Among the lines below, count those with "wall". Give only the number.

>>>

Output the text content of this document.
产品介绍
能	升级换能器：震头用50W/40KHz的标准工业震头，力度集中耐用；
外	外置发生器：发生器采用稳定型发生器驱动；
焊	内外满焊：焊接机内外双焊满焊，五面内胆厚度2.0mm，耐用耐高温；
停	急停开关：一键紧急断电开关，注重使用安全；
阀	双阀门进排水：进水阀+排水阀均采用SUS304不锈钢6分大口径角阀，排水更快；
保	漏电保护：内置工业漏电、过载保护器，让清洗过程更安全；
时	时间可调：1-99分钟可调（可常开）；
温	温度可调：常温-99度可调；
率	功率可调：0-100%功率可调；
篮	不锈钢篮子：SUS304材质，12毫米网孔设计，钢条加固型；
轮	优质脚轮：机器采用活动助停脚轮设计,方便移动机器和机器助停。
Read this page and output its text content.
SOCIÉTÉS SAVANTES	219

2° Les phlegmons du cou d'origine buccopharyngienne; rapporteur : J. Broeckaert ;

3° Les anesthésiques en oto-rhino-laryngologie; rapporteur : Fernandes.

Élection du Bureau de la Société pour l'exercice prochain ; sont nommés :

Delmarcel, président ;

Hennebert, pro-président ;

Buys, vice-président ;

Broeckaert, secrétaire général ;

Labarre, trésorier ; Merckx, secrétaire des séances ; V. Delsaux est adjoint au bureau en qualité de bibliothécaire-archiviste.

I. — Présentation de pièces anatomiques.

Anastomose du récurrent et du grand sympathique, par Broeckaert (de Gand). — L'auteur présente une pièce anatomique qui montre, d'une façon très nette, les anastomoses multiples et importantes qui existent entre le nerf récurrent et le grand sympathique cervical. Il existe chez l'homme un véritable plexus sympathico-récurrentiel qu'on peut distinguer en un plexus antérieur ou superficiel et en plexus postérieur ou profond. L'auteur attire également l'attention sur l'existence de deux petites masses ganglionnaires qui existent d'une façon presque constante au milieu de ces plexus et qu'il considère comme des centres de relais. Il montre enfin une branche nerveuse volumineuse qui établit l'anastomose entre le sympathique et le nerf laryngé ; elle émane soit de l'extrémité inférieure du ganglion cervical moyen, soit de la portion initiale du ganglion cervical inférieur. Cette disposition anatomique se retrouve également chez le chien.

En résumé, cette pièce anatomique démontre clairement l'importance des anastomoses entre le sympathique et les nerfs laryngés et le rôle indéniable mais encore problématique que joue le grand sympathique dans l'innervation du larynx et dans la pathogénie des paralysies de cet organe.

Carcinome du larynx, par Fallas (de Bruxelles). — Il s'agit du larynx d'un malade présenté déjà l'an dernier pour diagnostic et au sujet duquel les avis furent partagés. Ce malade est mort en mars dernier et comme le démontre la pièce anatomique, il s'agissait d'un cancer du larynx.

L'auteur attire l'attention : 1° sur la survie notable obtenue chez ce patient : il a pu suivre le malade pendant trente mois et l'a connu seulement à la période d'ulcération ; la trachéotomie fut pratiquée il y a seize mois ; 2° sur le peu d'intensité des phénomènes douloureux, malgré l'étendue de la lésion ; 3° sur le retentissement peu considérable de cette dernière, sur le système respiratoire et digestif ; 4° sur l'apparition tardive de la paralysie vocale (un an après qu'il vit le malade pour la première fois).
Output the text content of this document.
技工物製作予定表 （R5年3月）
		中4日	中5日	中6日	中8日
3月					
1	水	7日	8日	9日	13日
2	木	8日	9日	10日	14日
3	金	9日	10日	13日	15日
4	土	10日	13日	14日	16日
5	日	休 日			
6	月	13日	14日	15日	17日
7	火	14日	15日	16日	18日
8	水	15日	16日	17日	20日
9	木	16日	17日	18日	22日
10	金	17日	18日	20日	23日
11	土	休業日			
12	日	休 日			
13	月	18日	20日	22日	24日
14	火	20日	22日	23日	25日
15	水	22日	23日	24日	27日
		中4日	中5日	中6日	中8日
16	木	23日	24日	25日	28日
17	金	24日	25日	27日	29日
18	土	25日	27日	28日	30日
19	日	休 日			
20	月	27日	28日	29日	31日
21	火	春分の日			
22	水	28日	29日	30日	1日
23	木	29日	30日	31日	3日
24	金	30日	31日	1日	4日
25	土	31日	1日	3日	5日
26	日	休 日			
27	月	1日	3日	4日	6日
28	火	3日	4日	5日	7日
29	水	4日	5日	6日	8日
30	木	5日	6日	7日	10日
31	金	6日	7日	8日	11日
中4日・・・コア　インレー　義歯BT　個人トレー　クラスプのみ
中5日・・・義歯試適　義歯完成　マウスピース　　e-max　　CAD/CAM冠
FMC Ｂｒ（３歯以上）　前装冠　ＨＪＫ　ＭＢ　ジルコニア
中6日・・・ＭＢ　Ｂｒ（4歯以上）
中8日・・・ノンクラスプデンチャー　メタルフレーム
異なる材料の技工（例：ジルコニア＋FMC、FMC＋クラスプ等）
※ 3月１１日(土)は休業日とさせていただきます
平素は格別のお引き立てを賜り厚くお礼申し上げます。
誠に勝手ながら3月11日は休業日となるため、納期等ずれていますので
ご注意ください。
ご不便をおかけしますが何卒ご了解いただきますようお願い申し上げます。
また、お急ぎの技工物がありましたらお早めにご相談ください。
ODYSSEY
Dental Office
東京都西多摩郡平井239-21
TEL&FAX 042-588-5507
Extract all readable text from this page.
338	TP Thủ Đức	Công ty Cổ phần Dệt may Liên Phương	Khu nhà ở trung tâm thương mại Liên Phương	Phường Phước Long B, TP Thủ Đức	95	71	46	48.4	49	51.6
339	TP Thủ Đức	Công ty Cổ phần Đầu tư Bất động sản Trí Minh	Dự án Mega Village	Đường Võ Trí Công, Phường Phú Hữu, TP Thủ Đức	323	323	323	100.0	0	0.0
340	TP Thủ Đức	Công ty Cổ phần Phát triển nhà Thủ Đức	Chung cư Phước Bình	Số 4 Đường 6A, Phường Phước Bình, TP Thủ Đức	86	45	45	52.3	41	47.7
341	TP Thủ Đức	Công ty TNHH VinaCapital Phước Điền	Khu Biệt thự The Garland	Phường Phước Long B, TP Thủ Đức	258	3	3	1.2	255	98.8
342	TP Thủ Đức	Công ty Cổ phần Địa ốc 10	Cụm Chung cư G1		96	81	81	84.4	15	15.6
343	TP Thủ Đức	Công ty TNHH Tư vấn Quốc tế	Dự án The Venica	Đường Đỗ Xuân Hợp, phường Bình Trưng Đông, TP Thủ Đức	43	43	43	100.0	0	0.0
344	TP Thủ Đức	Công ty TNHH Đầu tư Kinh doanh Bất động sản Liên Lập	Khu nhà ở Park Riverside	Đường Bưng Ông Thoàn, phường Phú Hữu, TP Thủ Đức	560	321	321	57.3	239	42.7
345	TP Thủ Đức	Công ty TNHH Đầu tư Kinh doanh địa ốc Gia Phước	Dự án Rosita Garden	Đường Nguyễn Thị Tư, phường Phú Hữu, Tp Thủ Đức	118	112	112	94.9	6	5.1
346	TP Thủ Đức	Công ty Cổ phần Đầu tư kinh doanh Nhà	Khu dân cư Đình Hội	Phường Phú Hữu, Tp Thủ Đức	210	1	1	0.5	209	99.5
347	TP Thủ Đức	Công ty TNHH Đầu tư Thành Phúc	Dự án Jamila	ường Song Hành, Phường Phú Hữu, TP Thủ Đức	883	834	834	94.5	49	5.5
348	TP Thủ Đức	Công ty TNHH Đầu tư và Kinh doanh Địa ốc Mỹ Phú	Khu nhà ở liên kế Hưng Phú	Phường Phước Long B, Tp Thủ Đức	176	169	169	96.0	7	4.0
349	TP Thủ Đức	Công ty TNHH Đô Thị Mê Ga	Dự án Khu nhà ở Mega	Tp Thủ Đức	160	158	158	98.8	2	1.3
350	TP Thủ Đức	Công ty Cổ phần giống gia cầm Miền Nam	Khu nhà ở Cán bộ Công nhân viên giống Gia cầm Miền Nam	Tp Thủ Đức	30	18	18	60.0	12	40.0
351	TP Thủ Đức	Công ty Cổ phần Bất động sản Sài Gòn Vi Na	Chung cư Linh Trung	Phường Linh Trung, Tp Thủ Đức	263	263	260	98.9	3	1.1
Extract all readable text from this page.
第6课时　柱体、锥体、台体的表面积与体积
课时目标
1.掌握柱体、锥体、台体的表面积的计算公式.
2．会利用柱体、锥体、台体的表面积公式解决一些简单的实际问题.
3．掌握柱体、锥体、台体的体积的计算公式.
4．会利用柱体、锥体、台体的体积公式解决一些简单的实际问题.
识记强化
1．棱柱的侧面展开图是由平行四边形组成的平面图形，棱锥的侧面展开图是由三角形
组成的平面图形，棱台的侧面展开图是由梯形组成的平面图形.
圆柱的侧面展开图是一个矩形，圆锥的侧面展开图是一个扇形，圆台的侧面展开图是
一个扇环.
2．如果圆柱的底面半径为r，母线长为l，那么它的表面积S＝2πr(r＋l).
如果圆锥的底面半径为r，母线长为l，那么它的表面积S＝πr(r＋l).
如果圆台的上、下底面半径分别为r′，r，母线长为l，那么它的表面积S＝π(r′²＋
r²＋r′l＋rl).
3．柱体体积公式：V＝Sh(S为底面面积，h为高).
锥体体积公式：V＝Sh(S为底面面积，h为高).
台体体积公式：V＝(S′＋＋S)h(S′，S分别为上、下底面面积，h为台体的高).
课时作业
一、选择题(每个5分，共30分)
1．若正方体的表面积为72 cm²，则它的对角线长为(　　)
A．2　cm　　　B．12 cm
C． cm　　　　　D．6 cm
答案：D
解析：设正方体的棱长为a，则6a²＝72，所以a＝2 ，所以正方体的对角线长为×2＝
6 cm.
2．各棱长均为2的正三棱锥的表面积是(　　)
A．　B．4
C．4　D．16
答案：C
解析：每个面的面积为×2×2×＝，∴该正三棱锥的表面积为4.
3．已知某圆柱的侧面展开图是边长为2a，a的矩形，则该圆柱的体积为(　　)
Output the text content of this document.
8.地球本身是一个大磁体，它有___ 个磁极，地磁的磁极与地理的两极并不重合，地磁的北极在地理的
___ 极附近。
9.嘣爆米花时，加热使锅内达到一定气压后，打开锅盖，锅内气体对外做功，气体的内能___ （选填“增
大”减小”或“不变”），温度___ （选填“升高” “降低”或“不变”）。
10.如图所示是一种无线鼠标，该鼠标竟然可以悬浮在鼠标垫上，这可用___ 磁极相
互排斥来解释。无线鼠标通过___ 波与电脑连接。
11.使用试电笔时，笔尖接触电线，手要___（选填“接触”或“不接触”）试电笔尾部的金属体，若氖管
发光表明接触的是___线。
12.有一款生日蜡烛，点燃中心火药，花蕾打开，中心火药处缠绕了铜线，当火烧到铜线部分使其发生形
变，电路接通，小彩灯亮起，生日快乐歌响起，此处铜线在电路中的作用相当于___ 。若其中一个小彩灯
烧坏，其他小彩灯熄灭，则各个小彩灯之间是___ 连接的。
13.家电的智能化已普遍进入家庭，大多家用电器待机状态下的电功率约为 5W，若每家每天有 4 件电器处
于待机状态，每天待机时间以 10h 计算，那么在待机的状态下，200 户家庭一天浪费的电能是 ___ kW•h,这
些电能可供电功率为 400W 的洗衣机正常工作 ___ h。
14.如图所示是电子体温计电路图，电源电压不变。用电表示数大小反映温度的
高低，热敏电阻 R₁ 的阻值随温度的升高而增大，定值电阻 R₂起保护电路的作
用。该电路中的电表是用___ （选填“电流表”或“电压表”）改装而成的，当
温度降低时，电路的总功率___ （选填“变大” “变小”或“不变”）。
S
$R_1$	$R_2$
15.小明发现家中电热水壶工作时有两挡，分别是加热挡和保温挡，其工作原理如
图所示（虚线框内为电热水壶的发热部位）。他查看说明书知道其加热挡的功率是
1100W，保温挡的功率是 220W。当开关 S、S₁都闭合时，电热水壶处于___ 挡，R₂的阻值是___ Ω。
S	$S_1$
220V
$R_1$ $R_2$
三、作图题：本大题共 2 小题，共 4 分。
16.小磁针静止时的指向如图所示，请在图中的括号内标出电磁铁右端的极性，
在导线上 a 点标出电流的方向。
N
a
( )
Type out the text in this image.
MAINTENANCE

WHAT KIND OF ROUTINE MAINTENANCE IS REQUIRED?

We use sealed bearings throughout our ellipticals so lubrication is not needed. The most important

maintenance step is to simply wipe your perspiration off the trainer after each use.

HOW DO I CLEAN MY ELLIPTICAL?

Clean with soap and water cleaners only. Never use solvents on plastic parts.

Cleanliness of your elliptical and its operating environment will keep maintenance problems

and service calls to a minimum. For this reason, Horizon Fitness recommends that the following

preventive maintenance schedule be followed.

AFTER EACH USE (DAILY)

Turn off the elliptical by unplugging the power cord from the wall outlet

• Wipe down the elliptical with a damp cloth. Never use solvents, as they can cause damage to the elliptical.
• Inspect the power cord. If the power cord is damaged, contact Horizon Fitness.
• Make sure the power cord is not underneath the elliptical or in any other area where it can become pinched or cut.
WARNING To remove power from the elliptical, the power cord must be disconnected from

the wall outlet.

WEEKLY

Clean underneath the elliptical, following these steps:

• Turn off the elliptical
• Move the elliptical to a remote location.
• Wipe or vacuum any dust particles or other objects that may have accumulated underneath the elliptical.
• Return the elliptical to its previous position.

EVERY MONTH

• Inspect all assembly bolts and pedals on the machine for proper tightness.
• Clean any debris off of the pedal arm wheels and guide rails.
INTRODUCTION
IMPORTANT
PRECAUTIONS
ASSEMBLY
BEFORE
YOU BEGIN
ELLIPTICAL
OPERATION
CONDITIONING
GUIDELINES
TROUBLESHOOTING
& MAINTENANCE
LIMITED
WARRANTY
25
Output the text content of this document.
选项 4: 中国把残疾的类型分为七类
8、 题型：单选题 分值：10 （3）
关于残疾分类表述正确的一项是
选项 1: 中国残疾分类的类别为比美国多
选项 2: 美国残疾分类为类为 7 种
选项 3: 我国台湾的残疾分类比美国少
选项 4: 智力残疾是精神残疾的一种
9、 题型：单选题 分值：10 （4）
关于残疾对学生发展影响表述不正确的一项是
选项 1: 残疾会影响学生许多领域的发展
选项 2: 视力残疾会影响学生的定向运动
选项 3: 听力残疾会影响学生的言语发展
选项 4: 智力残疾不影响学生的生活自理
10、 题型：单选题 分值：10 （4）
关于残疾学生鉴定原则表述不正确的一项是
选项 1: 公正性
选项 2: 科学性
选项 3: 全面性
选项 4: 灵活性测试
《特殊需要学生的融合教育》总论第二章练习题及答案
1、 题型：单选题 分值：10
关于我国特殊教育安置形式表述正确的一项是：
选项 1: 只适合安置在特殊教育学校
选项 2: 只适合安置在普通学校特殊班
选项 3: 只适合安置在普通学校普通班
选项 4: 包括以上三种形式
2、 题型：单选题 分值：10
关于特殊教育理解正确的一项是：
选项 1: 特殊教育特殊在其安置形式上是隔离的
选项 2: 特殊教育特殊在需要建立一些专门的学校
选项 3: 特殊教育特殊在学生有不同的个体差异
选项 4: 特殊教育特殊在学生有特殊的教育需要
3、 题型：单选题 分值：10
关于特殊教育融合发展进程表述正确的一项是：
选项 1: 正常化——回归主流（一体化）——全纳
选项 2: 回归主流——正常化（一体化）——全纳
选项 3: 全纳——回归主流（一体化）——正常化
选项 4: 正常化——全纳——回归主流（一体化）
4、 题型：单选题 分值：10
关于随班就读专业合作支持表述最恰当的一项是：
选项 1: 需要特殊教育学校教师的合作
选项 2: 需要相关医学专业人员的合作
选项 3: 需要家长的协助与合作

<<<

THE ANSWER:
2